MATERIAL SUPPLIED:
::::::
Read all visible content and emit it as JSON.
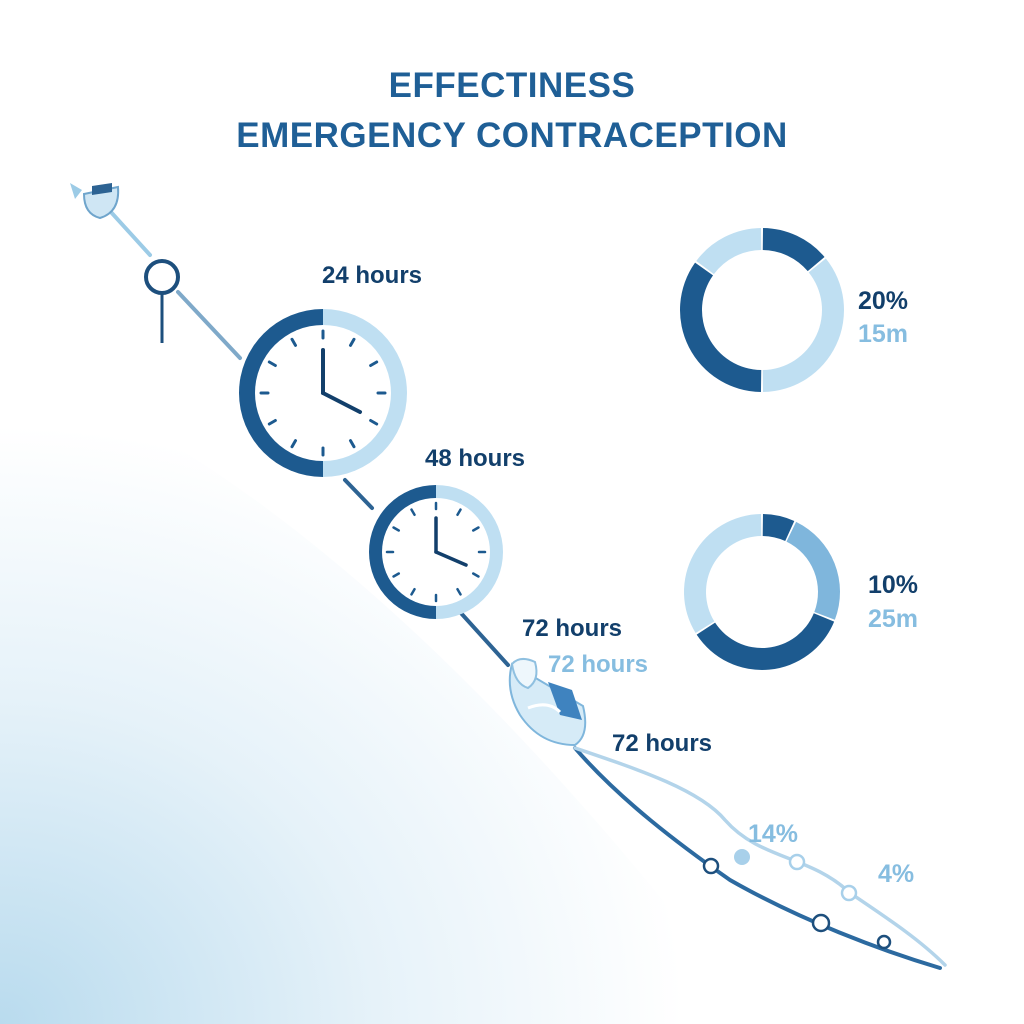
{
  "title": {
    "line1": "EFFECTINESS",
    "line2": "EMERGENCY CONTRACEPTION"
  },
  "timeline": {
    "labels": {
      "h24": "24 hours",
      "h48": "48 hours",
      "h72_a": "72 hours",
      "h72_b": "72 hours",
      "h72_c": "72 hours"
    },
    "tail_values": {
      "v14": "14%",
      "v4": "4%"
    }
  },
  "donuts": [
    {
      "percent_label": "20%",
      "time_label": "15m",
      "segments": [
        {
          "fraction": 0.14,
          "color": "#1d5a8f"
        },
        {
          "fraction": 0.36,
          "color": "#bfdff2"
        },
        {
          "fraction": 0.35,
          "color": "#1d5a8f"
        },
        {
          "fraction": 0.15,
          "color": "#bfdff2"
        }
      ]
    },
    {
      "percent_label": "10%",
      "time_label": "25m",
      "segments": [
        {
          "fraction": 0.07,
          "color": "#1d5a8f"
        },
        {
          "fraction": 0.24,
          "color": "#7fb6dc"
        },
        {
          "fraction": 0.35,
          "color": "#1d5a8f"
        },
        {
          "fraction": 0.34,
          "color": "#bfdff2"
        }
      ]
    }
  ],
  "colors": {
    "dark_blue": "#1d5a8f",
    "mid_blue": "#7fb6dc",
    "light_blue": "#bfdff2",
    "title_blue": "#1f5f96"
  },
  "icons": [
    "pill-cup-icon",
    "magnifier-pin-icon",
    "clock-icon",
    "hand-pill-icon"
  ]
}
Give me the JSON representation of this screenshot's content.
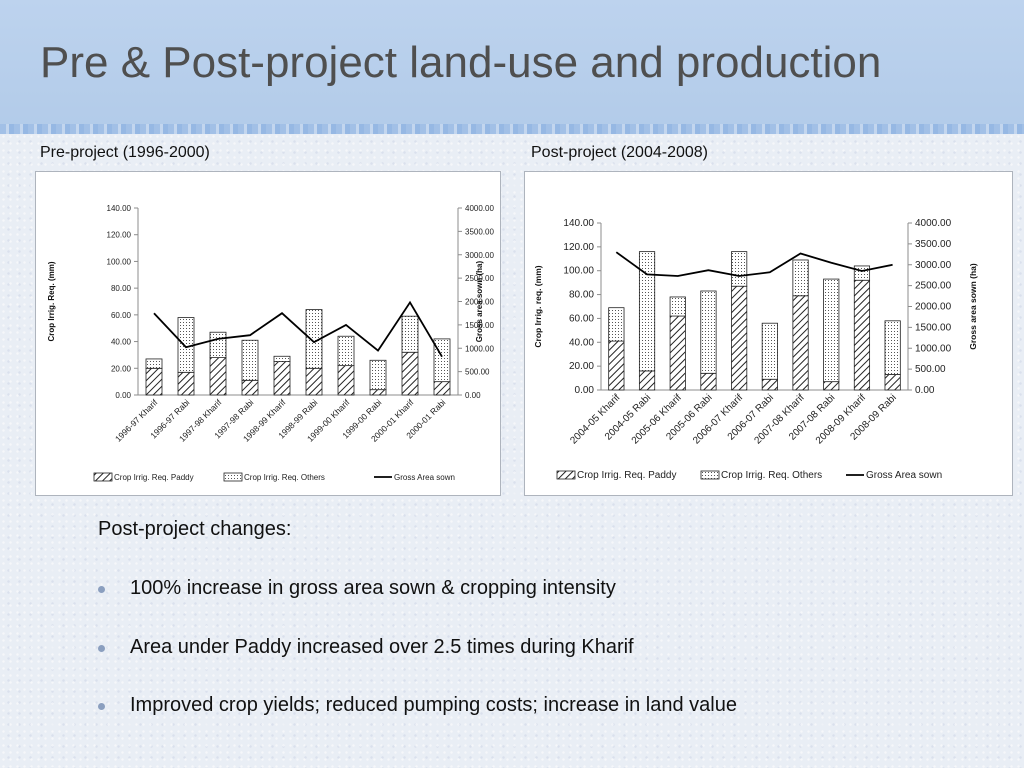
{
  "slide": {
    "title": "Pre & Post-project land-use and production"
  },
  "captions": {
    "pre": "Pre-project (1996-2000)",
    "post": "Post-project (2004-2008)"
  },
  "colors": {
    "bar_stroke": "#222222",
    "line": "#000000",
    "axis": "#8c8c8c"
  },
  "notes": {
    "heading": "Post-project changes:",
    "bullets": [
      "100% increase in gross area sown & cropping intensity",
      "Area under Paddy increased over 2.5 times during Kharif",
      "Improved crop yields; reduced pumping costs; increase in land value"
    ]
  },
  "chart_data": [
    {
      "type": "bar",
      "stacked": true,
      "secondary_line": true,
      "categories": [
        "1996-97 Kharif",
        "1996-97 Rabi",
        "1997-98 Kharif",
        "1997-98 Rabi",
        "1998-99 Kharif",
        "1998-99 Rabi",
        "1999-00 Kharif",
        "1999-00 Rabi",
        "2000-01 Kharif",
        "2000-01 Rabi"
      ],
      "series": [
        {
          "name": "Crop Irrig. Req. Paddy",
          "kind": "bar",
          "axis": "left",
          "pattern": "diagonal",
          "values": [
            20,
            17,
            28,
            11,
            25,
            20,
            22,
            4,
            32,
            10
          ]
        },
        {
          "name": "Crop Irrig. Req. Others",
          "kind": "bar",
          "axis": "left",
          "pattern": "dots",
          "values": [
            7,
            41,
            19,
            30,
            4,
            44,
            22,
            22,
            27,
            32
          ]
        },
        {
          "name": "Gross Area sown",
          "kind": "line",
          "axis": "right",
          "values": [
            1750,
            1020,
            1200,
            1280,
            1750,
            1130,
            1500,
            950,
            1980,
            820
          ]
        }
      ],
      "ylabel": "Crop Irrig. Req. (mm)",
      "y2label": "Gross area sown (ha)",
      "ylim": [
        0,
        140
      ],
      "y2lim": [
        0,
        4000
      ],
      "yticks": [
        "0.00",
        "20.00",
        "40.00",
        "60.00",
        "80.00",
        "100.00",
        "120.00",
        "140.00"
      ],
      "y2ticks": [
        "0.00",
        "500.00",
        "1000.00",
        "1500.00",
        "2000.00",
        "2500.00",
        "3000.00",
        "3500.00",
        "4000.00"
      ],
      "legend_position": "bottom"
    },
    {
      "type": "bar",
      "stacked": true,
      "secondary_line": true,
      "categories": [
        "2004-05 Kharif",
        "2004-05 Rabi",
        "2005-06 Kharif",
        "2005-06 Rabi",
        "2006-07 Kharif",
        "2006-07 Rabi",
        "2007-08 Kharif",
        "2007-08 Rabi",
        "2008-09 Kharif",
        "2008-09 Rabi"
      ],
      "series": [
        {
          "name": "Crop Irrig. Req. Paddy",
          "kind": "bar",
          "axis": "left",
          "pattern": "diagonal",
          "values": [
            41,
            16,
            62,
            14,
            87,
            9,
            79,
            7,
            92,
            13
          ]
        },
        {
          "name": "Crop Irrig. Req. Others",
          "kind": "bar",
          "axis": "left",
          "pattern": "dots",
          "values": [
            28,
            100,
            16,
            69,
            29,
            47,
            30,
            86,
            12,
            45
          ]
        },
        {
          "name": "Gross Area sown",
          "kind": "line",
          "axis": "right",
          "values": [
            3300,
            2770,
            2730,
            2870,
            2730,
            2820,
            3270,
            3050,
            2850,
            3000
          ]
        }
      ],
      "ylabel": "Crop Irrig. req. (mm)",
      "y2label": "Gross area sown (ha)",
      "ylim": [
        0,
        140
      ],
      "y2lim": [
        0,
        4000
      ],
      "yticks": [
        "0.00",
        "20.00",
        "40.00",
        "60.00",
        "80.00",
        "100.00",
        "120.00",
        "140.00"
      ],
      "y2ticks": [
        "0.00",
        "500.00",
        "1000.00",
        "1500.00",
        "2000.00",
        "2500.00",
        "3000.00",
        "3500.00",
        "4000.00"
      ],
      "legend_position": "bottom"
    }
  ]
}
::::::
REQUIREMENT: Find every line containing the word "Kharif", then give the total and nothing more.

WRITTEN SOLUTION: 11